== SET TASK ==
The records that follow are to be repeated exactly, with the pictures removed.

****************

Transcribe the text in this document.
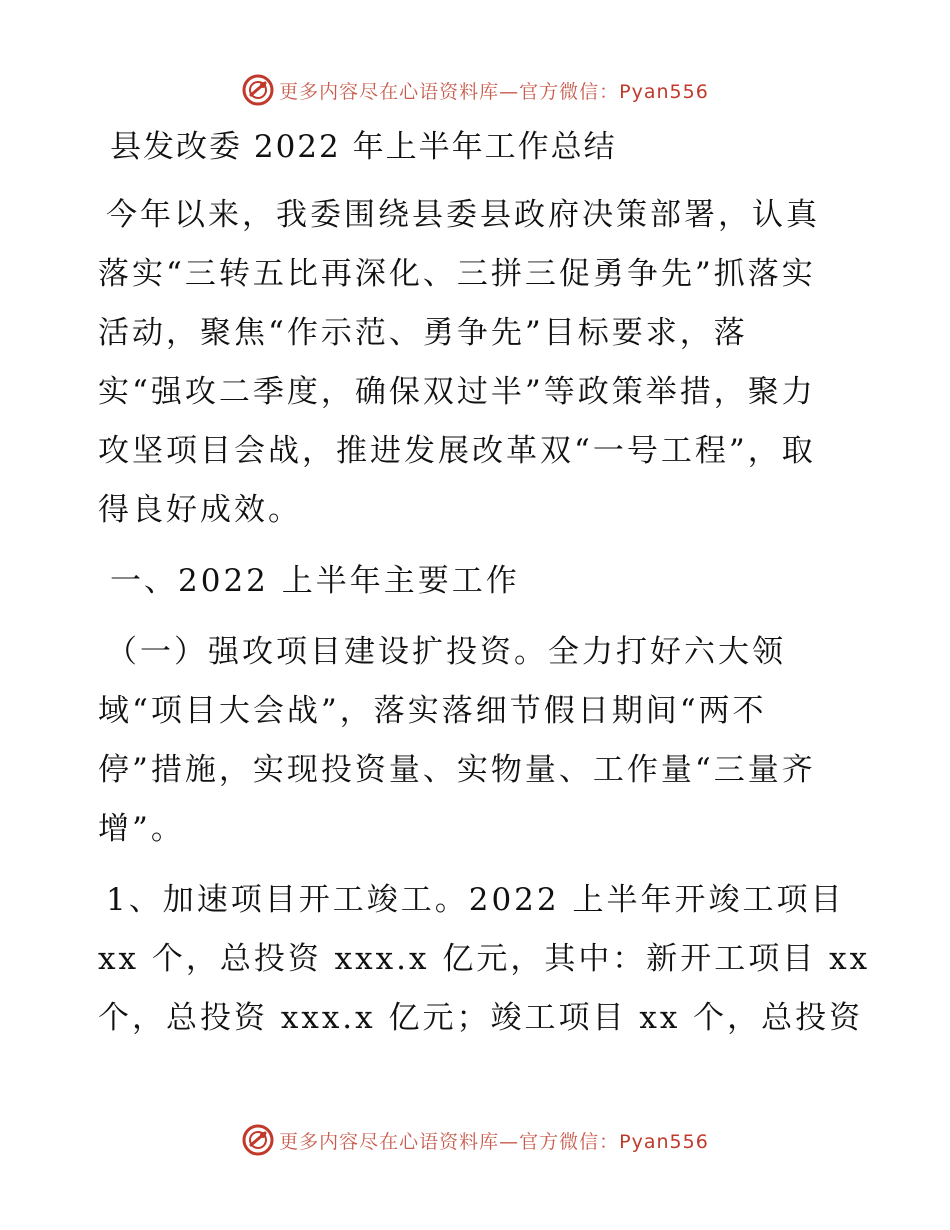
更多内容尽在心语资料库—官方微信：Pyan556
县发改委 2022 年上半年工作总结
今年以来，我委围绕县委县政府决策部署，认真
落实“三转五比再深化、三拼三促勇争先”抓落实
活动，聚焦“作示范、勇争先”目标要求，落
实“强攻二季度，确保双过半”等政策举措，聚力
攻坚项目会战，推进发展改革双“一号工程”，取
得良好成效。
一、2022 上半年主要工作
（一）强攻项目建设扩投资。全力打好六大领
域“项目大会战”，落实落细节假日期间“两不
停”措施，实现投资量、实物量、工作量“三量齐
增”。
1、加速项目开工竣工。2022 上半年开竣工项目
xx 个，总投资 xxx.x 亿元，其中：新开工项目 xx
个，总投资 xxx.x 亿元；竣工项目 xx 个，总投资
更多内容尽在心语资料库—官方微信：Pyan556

****************

== TASK ANSWER ==
Transcribe the text in this document.
更多内容尽在心语资料库—官方微信：Pyan556
县发改委 2022 年上半年工作总结
今年以来，我委围绕县委县政府决策部署，认真
落实“三转五比再深化、三拼三促勇争先”抓落实
活动，聚焦“作示范、勇争先”目标要求，落
实“强攻二季度，确保双过半”等政策举措，聚力
攻坚项目会战，推进发展改革双“一号工程”，取
得良好成效。
一、2022 上半年主要工作
（一）强攻项目建设扩投资。全力打好六大领
域“项目大会战”，落实落细节假日期间“两不
停”措施，实现投资量、实物量、工作量“三量齐
增”。
1、加速项目开工竣工。2022 上半年开竣工项目
xx 个，总投资 xxx.x 亿元，其中：新开工项目 xx
个，总投资 xxx.x 亿元；竣工项目 xx 个，总投资
更多内容尽在心语资料库—官方微信：Pyan556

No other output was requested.